* **Problem details**:
Pull out each line of the data that includes the word "أردنا".

>> BEGIN Dataset entries

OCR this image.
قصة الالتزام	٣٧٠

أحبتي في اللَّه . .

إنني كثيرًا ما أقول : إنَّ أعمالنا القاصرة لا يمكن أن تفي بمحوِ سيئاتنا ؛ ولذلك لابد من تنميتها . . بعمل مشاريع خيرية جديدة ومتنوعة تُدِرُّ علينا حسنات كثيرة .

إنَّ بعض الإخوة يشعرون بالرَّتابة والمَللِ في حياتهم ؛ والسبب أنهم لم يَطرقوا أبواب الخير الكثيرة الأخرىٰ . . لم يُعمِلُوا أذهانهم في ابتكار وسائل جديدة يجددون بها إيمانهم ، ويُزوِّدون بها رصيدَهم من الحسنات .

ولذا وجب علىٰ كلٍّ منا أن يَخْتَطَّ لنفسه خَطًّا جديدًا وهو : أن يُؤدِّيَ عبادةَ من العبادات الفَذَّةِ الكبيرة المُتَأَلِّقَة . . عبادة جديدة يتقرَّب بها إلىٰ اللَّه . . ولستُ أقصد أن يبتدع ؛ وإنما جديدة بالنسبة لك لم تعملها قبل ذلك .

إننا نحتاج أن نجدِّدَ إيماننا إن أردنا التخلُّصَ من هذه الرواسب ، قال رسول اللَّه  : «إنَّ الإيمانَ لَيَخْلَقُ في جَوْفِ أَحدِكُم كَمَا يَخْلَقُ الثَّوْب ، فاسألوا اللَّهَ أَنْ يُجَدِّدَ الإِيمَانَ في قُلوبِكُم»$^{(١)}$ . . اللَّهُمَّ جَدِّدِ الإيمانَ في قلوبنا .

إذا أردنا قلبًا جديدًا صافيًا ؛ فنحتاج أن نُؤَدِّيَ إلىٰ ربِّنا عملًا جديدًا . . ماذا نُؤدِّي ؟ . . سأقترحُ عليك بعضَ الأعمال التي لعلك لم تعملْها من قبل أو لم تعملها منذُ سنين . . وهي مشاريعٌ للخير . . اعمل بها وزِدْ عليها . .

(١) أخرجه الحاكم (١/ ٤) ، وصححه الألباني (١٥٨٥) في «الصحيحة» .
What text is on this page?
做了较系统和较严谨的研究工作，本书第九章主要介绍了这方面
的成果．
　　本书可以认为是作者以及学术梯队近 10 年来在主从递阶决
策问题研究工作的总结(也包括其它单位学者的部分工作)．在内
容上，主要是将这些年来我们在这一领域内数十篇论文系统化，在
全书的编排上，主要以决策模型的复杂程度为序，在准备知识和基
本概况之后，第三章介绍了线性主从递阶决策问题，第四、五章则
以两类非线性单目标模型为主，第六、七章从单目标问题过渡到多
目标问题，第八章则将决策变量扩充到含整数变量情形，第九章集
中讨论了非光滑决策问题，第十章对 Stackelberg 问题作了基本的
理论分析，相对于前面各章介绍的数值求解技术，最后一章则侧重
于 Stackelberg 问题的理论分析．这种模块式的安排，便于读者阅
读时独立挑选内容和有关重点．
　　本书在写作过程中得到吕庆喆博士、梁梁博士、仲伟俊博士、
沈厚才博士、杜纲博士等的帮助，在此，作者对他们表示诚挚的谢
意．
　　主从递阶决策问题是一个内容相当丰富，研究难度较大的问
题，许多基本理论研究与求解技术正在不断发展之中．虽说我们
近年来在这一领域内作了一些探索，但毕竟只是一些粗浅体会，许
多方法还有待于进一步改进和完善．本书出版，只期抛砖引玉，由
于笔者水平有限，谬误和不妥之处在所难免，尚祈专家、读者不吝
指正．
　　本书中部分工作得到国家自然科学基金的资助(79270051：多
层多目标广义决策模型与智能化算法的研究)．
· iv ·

>> END Dataset entries

* **Output of the exercise**:
إننا نحتاج أن نجدِّدَ إيماننا إن أردنا التخلُّصَ من هذه الرواسب ، قال رسول اللَّه  : «إنَّ الإيمانَ لَيَخْلَقُ في جَوْفِ أَحدِكُم كَمَا يَخْلَقُ الثَّوْب ، فاسألوا اللَّهَ أَنْ يُجَدِّدَ الإِيمَانَ في قُلوبِكُم»$^{(١)}$ . . اللَّهُمَّ جَدِّدِ الإيمانَ في قلوبنا .
إذا أردنا قلبًا جديدًا صافيًا ؛ فنحتاج أن نُؤَدِّيَ إلىٰ ربِّنا عملًا جديدًا . . ماذا نُؤدِّي ؟ . . سأقترحُ عليك بعضَ الأعمال التي لعلك لم تعملْها من قبل أو لم تعملها منذُ سنين . . وهي مشاريعٌ للخير . . اعمل بها وزِدْ عليها . .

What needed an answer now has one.